** Start **

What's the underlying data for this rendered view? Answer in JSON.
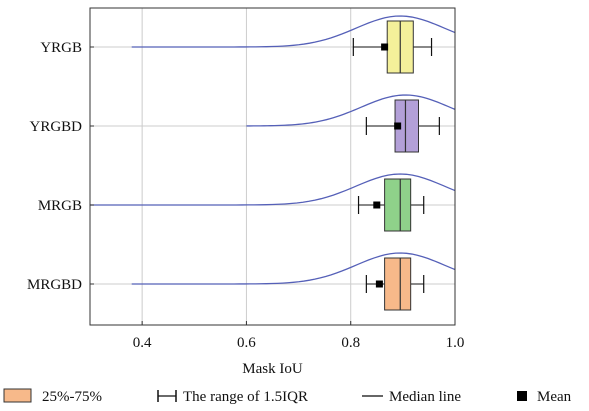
{
  "chart_data": {
    "type": "box-violin",
    "xlabel": "Mask IoU",
    "xlim": [
      0.3,
      1.0
    ],
    "xticks": [
      "0.4",
      "0.6",
      "0.8",
      "1.0"
    ],
    "xtick_values": [
      0.4,
      0.6,
      0.8,
      1.0
    ],
    "grid": true,
    "categories": [
      "YRGB",
      "YRGBD",
      "MRGB",
      "MRGBD"
    ],
    "series": [
      {
        "name": "YRGB",
        "color": "#f4f09a",
        "q1": 0.87,
        "median": 0.895,
        "q3": 0.92,
        "whisker_low": 0.805,
        "whisker_high": 0.955,
        "mean": 0.865,
        "violin_min": 0.38,
        "violin_max": 1.0
      },
      {
        "name": "YRGBD",
        "color": "#b3a0d8",
        "q1": 0.885,
        "median": 0.905,
        "q3": 0.93,
        "whisker_low": 0.83,
        "whisker_high": 0.97,
        "mean": 0.89,
        "violin_min": 0.6,
        "violin_max": 1.0
      },
      {
        "name": "MRGB",
        "color": "#8fd18a",
        "q1": 0.865,
        "median": 0.895,
        "q3": 0.915,
        "whisker_low": 0.815,
        "whisker_high": 0.94,
        "mean": 0.85,
        "violin_min": 0.3,
        "violin_max": 1.0
      },
      {
        "name": "MRGBD",
        "color": "#f7b98a",
        "q1": 0.865,
        "median": 0.895,
        "q3": 0.915,
        "whisker_low": 0.83,
        "whisker_high": 0.94,
        "mean": 0.855,
        "violin_min": 0.38,
        "violin_max": 1.0
      }
    ],
    "legend": {
      "placement": "bottom",
      "items": [
        {
          "symbol": "box",
          "label": "25%-75%",
          "color": "#f7b98a"
        },
        {
          "symbol": "whisker",
          "label": "The range of 1.5IQR"
        },
        {
          "symbol": "line",
          "label": "Median line"
        },
        {
          "symbol": "square",
          "label": "Mean"
        }
      ]
    },
    "colors": {
      "violin": "#5560b8",
      "grid": "#cccccc",
      "axis": "#333333"
    }
  }
}
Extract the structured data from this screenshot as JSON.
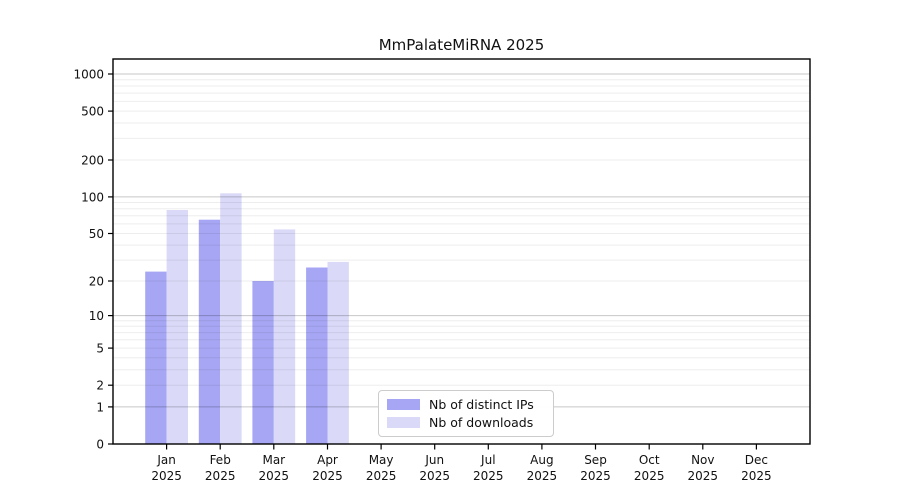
{
  "chart_data": {
    "type": "bar",
    "title": "MmPalateMiRNA 2025",
    "scale": "log10(1+y)",
    "categories": [
      "Jan",
      "Feb",
      "Mar",
      "Apr",
      "May",
      "Jun",
      "Jul",
      "Aug",
      "Sep",
      "Oct",
      "Nov",
      "Dec"
    ],
    "year_label": "2025",
    "series": [
      {
        "name": "Nb of distinct IPs",
        "color": "#a6a6f4",
        "values": [
          24,
          65,
          20,
          26,
          0,
          0,
          0,
          0,
          0,
          0,
          0,
          0
        ]
      },
      {
        "name": "Nb of downloads",
        "color": "#dadaf8",
        "values": [
          78,
          107,
          54,
          29,
          0,
          0,
          0,
          0,
          0,
          0,
          0,
          0
        ]
      }
    ],
    "y_ticks": [
      0,
      1,
      2,
      5,
      10,
      20,
      50,
      100,
      200,
      500,
      1000
    ],
    "y_minor_ticks": [
      2,
      3,
      4,
      5,
      6,
      7,
      8,
      9,
      20,
      30,
      40,
      50,
      60,
      70,
      80,
      90,
      200,
      300,
      400,
      500,
      600,
      700,
      800,
      900
    ],
    "y_major_gridlines": [
      1,
      10,
      100,
      1000
    ],
    "ylim": [
      0,
      1310
    ],
    "xlabel": "",
    "ylabel": "",
    "grid": true,
    "legend_position": "lower center",
    "colors": {
      "background": "#ffffff",
      "spine": "#000000",
      "tick_text": "#111111",
      "grid_major": "rgba(0,0,0,0.22)",
      "grid_minor": "rgba(0,0,0,0.07)",
      "legend_border": "#cccccc"
    }
  }
}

** End **

#### [SHORT TASK]
Using the listing, say how many lines include the word "name", and add nothing else.

#### [RESULT OF THE EXERCISE]
6